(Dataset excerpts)
···

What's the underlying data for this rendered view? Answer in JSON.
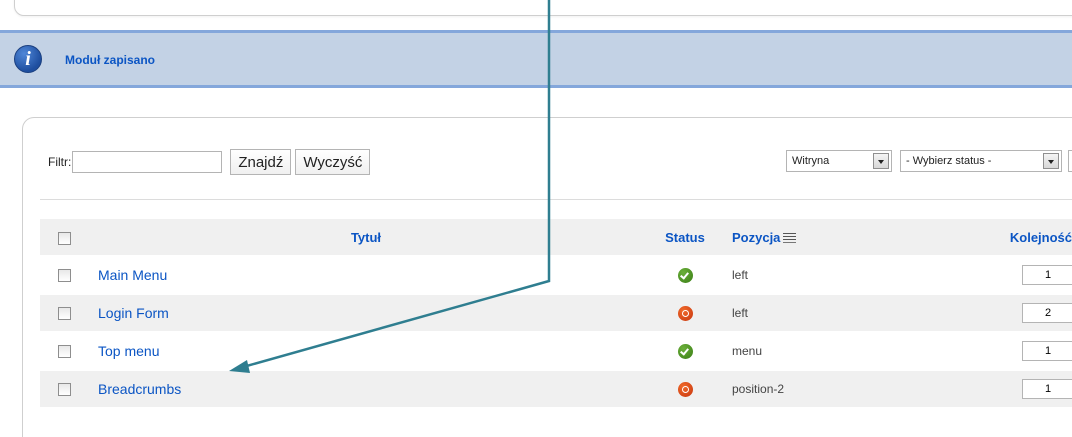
{
  "message": {
    "text": "Moduł zapisano"
  },
  "filter": {
    "label": "Filtr:",
    "value": "",
    "find_label": "Znajdź",
    "clear_label": "Wyczyść"
  },
  "selects": {
    "site": "Witryna",
    "status": "- Wybierz status -"
  },
  "table": {
    "headers": {
      "title": "Tytuł",
      "status": "Status",
      "position": "Pozycja",
      "order": "Kolejność"
    },
    "rows": [
      {
        "title": "Main Menu",
        "status": "published",
        "position": "left",
        "order": "1"
      },
      {
        "title": "Login Form",
        "status": "unpublished",
        "position": "left",
        "order": "2"
      },
      {
        "title": "Top menu",
        "status": "published",
        "position": "menu",
        "order": "1"
      },
      {
        "title": "Breadcrumbs",
        "status": "unpublished",
        "position": "position-2",
        "order": "1"
      }
    ]
  },
  "colors": {
    "link": "#0b55c4",
    "message_bg": "#c3d2e5",
    "arrow": "#2f7e90",
    "published": "#3a7d16",
    "unpublished": "#c8360f"
  }
}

···

**AIM OF THE TASK:**
Reproduce the data above in full, exactly as it is, with the pictures left out.

**RESULT OF THE EXERCISE:**
What's the underlying data for this rendered view? Answer in JSON.
{
  "message": {
    "text": "Moduł zapisano"
  },
  "filter": {
    "label": "Filtr:",
    "value": "",
    "find_label": "Znajdź",
    "clear_label": "Wyczyść"
  },
  "selects": {
    "site": "Witryna",
    "status": "- Wybierz status -"
  },
  "table": {
    "headers": {
      "title": "Tytuł",
      "status": "Status",
      "position": "Pozycja",
      "order": "Kolejność"
    },
    "rows": [
      {
        "title": "Main Menu",
        "status": "published",
        "position": "left",
        "order": "1"
      },
      {
        "title": "Login Form",
        "status": "unpublished",
        "position": "left",
        "order": "2"
      },
      {
        "title": "Top menu",
        "status": "published",
        "position": "menu",
        "order": "1"
      },
      {
        "title": "Breadcrumbs",
        "status": "unpublished",
        "position": "position-2",
        "order": "1"
      }
    ]
  },
  "colors": {
    "link": "#0b55c4",
    "message_bg": "#c3d2e5",
    "arrow": "#2f7e90",
    "published": "#3a7d16",
    "unpublished": "#c8360f"
  }
}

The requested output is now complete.